== DATA SHOWN ==

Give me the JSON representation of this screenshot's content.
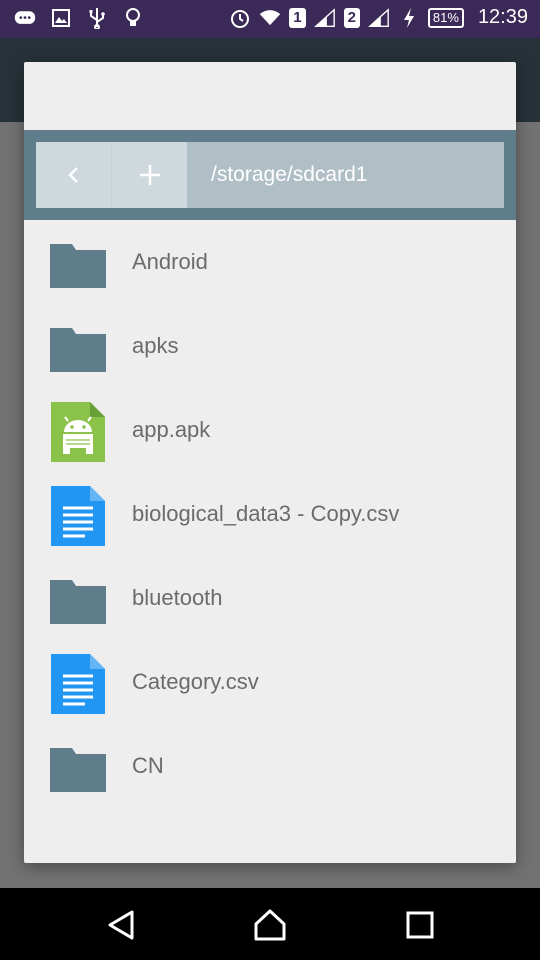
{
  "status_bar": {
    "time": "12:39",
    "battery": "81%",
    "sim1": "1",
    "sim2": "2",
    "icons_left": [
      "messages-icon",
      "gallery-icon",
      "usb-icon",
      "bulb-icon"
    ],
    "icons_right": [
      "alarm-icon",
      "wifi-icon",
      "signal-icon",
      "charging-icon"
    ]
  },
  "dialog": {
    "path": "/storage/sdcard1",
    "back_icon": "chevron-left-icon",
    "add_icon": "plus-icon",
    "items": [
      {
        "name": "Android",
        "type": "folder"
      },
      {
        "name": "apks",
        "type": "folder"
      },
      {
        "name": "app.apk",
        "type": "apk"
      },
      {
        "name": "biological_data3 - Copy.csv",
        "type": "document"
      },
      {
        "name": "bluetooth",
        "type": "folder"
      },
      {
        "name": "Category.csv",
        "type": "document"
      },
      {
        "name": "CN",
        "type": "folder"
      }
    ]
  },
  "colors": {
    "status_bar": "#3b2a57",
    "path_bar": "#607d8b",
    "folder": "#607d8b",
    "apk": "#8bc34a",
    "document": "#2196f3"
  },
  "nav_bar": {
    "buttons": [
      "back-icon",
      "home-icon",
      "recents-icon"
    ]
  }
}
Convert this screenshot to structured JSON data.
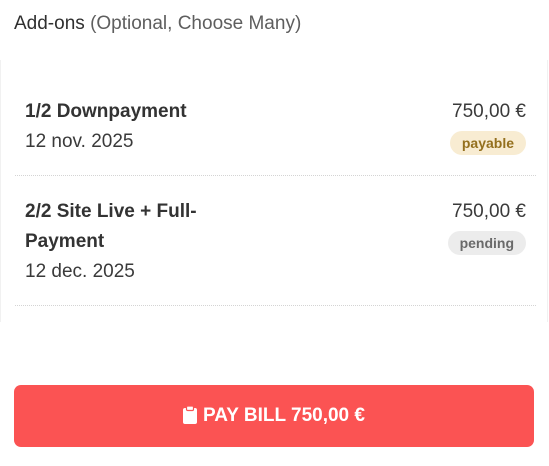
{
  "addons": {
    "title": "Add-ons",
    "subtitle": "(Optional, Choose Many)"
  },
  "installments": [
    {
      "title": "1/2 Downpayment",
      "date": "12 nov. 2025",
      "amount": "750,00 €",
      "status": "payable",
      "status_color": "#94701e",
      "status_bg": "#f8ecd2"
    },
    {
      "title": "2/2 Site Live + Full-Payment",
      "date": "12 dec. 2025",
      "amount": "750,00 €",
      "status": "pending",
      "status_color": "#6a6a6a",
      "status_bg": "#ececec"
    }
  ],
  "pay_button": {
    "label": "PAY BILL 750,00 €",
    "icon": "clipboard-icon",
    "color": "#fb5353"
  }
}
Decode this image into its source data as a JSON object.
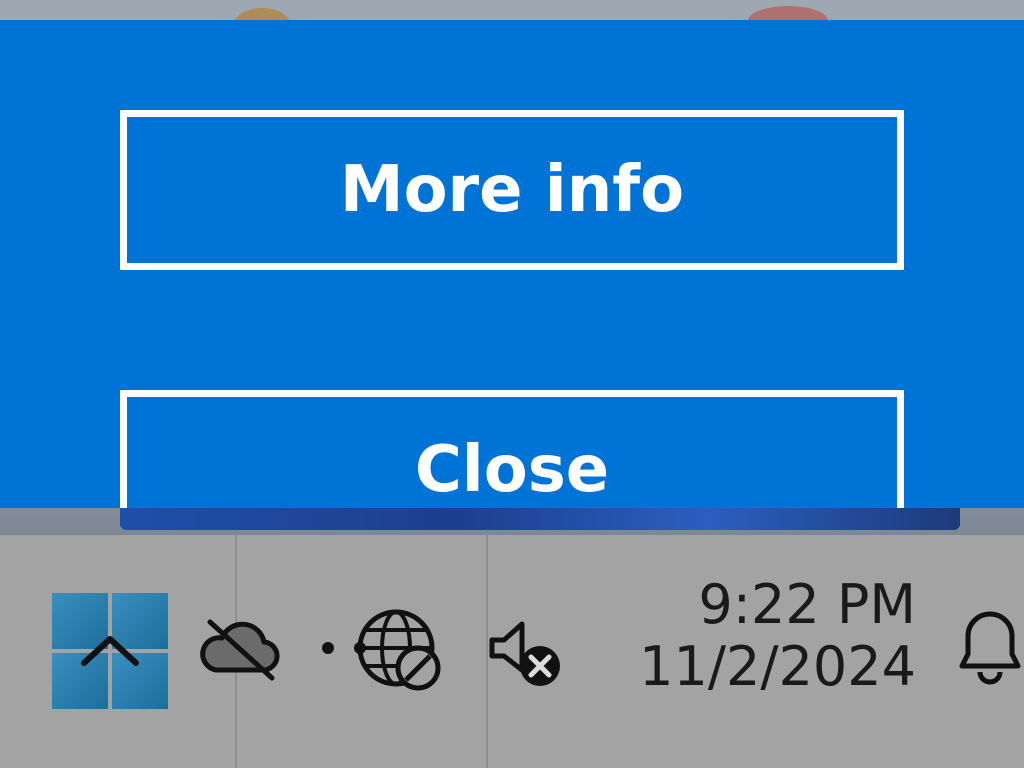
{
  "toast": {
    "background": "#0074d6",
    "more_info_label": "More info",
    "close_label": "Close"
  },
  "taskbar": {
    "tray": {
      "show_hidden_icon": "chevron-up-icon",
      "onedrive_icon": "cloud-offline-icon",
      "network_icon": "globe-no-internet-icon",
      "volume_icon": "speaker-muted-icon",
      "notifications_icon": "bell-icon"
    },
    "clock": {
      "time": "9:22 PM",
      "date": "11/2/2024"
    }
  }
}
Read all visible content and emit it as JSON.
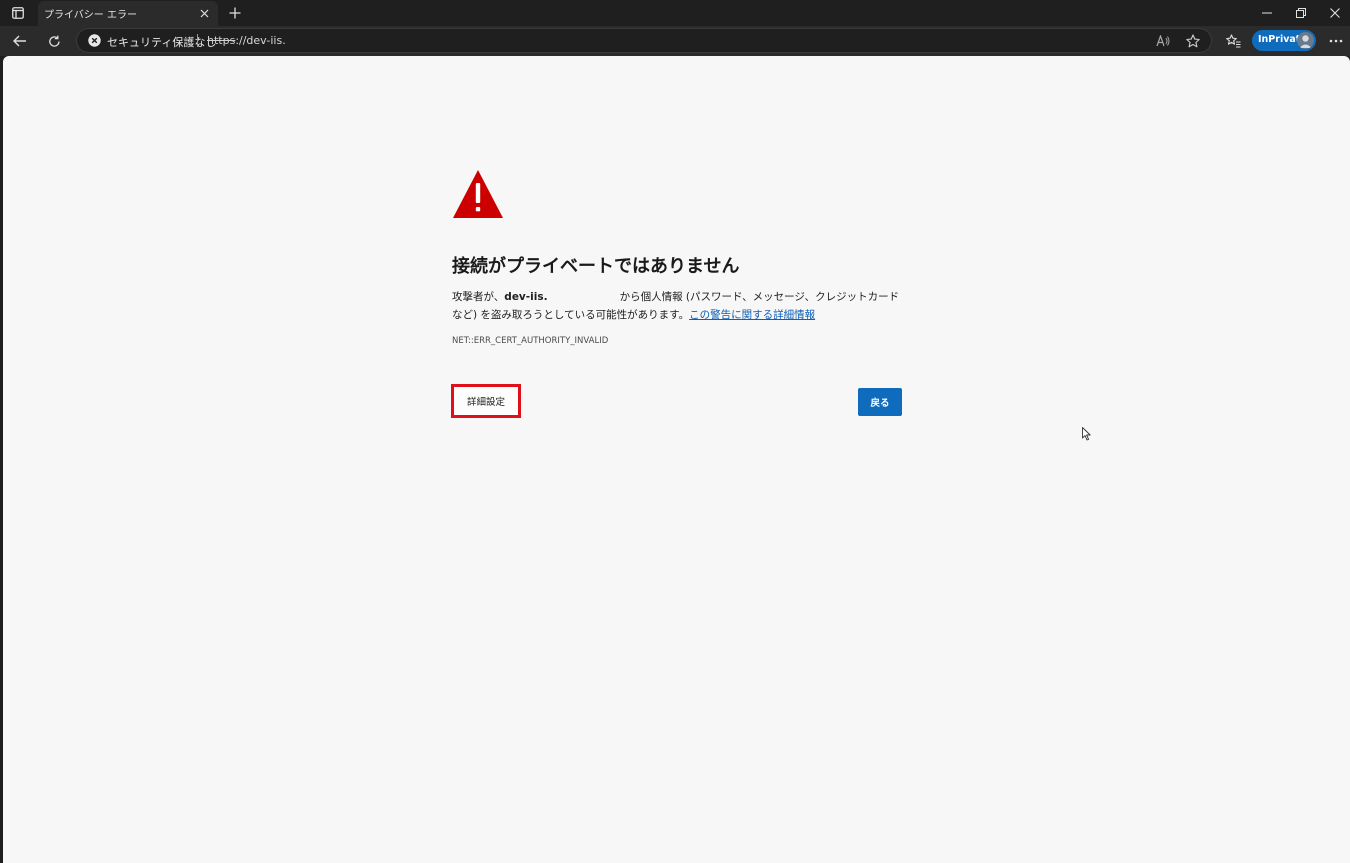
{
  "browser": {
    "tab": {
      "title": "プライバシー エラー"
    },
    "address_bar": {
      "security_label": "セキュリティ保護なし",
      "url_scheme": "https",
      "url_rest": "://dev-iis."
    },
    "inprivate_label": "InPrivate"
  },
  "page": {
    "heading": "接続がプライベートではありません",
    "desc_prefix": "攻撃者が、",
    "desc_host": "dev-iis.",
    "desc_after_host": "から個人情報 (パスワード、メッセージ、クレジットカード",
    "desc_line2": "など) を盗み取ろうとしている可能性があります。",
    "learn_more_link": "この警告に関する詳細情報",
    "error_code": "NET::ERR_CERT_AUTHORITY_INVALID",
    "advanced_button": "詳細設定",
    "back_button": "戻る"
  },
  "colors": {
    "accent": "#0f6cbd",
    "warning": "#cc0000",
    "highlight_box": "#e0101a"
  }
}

===

• WHAT YOU WILL DO: Find the string "JSON" in the listing and return every line that holds it.

• RESULT OF THIS EXERCISE:
Give me the JSON representation of this screenshot's content.
Convert this screenshot to structured JSON data.
Decode this image into its source data as a JSON object.
Read all visible content and emit it as JSON.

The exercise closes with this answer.